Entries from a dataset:
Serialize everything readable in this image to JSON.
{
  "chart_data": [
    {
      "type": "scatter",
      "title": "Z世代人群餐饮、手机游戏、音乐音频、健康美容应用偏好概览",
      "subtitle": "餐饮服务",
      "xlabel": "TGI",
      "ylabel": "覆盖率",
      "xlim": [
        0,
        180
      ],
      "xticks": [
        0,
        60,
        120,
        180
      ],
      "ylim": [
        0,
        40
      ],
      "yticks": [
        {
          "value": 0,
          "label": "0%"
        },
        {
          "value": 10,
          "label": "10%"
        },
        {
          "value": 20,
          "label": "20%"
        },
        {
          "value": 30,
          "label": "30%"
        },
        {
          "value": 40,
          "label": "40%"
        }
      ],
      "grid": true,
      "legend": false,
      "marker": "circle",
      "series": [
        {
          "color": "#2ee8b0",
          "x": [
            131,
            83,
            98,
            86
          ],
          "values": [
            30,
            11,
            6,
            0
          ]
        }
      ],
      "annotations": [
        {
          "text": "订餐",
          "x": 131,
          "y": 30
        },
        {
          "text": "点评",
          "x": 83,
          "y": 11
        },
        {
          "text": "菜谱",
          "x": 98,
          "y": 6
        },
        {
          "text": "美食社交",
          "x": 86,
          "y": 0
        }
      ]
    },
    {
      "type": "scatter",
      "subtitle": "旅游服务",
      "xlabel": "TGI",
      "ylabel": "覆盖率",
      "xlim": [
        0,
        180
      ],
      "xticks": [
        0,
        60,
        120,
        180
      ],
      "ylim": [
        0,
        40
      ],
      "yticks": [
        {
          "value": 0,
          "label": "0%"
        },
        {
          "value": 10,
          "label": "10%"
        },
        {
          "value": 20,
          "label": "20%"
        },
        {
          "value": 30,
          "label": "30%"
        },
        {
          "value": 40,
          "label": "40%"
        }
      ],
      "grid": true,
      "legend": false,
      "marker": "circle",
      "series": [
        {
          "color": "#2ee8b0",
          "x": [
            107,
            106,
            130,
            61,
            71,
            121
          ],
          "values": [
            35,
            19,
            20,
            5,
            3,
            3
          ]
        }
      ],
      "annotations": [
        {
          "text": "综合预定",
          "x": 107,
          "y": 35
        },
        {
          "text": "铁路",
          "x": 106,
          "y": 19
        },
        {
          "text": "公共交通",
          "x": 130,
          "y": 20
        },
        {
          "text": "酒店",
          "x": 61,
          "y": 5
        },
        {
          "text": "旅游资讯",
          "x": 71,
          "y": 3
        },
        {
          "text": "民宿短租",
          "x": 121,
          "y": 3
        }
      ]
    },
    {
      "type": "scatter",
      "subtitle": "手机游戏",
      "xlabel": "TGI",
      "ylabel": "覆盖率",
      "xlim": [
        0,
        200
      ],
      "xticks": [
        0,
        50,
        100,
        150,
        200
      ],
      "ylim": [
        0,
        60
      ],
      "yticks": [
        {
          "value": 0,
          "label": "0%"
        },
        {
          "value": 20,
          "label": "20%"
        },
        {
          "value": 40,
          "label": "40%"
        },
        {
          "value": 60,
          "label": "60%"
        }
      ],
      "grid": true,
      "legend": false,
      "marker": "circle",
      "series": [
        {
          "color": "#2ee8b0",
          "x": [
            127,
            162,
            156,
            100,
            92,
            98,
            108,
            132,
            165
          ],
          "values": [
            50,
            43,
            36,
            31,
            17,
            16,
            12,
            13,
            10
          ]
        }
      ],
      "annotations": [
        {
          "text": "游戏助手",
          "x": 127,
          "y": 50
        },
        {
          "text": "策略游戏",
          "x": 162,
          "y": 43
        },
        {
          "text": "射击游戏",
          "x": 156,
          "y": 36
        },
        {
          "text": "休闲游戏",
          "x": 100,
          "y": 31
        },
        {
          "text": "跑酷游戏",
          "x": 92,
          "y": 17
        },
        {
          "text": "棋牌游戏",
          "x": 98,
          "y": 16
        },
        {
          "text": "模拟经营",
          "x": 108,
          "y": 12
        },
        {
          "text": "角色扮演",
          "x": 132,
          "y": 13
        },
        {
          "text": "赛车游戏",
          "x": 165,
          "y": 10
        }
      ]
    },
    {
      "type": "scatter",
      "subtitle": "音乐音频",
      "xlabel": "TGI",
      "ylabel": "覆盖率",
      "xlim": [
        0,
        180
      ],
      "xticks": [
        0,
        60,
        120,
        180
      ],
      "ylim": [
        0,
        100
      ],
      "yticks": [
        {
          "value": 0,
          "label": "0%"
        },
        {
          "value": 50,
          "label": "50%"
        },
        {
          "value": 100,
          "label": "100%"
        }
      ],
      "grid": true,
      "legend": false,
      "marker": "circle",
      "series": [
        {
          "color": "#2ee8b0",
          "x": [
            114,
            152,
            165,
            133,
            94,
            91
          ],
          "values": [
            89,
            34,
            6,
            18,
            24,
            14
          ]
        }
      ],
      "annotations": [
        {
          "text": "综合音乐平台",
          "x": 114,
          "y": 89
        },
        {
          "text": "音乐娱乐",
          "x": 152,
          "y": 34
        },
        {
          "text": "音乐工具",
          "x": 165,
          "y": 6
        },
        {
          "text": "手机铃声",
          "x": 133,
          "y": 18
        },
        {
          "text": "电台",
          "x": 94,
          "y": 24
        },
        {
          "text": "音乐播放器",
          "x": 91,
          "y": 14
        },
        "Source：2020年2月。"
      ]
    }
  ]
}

# EXERCISE GOAL
Print the listing above in full, exactly as it is.

# EXERCISE ANSWER
Serialize everything readable in this image to JSON.
{
  "chart_data": [
    {
      "type": "scatter",
      "title": "Z世代人群餐饮、手机游戏、音乐音频、健康美容应用偏好概览",
      "subtitle": "餐饮服务",
      "xlabel": "TGI",
      "ylabel": "覆盖率",
      "xlim": [
        0,
        180
      ],
      "xticks": [
        0,
        60,
        120,
        180
      ],
      "ylim": [
        0,
        40
      ],
      "yticks": [
        {
          "value": 0,
          "label": "0%"
        },
        {
          "value": 10,
          "label": "10%"
        },
        {
          "value": 20,
          "label": "20%"
        },
        {
          "value": 30,
          "label": "30%"
        },
        {
          "value": 40,
          "label": "40%"
        }
      ],
      "grid": true,
      "legend": false,
      "marker": "circle",
      "series": [
        {
          "color": "#2ee8b0",
          "x": [
            131,
            83,
            98,
            86
          ],
          "values": [
            30,
            11,
            6,
            0
          ]
        }
      ],
      "annotations": [
        {
          "text": "订餐",
          "x": 131,
          "y": 30
        },
        {
          "text": "点评",
          "x": 83,
          "y": 11
        },
        {
          "text": "菜谱",
          "x": 98,
          "y": 6
        },
        {
          "text": "美食社交",
          "x": 86,
          "y": 0
        }
      ]
    },
    {
      "type": "scatter",
      "subtitle": "旅游服务",
      "xlabel": "TGI",
      "ylabel": "覆盖率",
      "xlim": [
        0,
        180
      ],
      "xticks": [
        0,
        60,
        120,
        180
      ],
      "ylim": [
        0,
        40
      ],
      "yticks": [
        {
          "value": 0,
          "label": "0%"
        },
        {
          "value": 10,
          "label": "10%"
        },
        {
          "value": 20,
          "label": "20%"
        },
        {
          "value": 30,
          "label": "30%"
        },
        {
          "value": 40,
          "label": "40%"
        }
      ],
      "grid": true,
      "legend": false,
      "marker": "circle",
      "series": [
        {
          "color": "#2ee8b0",
          "x": [
            107,
            106,
            130,
            61,
            71,
            121
          ],
          "values": [
            35,
            19,
            20,
            5,
            3,
            3
          ]
        }
      ],
      "annotations": [
        {
          "text": "综合预定",
          "x": 107,
          "y": 35
        },
        {
          "text": "铁路",
          "x": 106,
          "y": 19
        },
        {
          "text": "公共交通",
          "x": 130,
          "y": 20
        },
        {
          "text": "酒店",
          "x": 61,
          "y": 5
        },
        {
          "text": "旅游资讯",
          "x": 71,
          "y": 3
        },
        {
          "text": "民宿短租",
          "x": 121,
          "y": 3
        }
      ]
    },
    {
      "type": "scatter",
      "subtitle": "手机游戏",
      "xlabel": "TGI",
      "ylabel": "覆盖率",
      "xlim": [
        0,
        200
      ],
      "xticks": [
        0,
        50,
        100,
        150,
        200
      ],
      "ylim": [
        0,
        60
      ],
      "yticks": [
        {
          "value": 0,
          "label": "0%"
        },
        {
          "value": 20,
          "label": "20%"
        },
        {
          "value": 40,
          "label": "40%"
        },
        {
          "value": 60,
          "label": "60%"
        }
      ],
      "grid": true,
      "legend": false,
      "marker": "circle",
      "series": [
        {
          "color": "#2ee8b0",
          "x": [
            127,
            162,
            156,
            100,
            92,
            98,
            108,
            132,
            165
          ],
          "values": [
            50,
            43,
            36,
            31,
            17,
            16,
            12,
            13,
            10
          ]
        }
      ],
      "annotations": [
        {
          "text": "游戏助手",
          "x": 127,
          "y": 50
        },
        {
          "text": "策略游戏",
          "x": 162,
          "y": 43
        },
        {
          "text": "射击游戏",
          "x": 156,
          "y": 36
        },
        {
          "text": "休闲游戏",
          "x": 100,
          "y": 31
        },
        {
          "text": "跑酷游戏",
          "x": 92,
          "y": 17
        },
        {
          "text": "棋牌游戏",
          "x": 98,
          "y": 16
        },
        {
          "text": "模拟经营",
          "x": 108,
          "y": 12
        },
        {
          "text": "角色扮演",
          "x": 132,
          "y": 13
        },
        {
          "text": "赛车游戏",
          "x": 165,
          "y": 10
        }
      ]
    },
    {
      "type": "scatter",
      "subtitle": "音乐音频",
      "xlabel": "TGI",
      "ylabel": "覆盖率",
      "xlim": [
        0,
        180
      ],
      "xticks": [
        0,
        60,
        120,
        180
      ],
      "ylim": [
        0,
        100
      ],
      "yticks": [
        {
          "value": 0,
          "label": "0%"
        },
        {
          "value": 50,
          "label": "50%"
        },
        {
          "value": 100,
          "label": "100%"
        }
      ],
      "grid": true,
      "legend": false,
      "marker": "circle",
      "series": [
        {
          "color": "#2ee8b0",
          "x": [
            114,
            152,
            165,
            133,
            94,
            91
          ],
          "values": [
            89,
            34,
            6,
            18,
            24,
            14
          ]
        }
      ],
      "annotations": [
        {
          "text": "综合音乐平台",
          "x": 114,
          "y": 89
        },
        {
          "text": "音乐娱乐",
          "x": 152,
          "y": 34
        },
        {
          "text": "音乐工具",
          "x": 165,
          "y": 6
        },
        {
          "text": "手机铃声",
          "x": 133,
          "y": 18
        },
        {
          "text": "电台",
          "x": 94,
          "y": 24
        },
        {
          "text": "音乐播放器",
          "x": 91,
          "y": 14
        },
        "Source：2020年2月。"
      ]
    }
  ]
}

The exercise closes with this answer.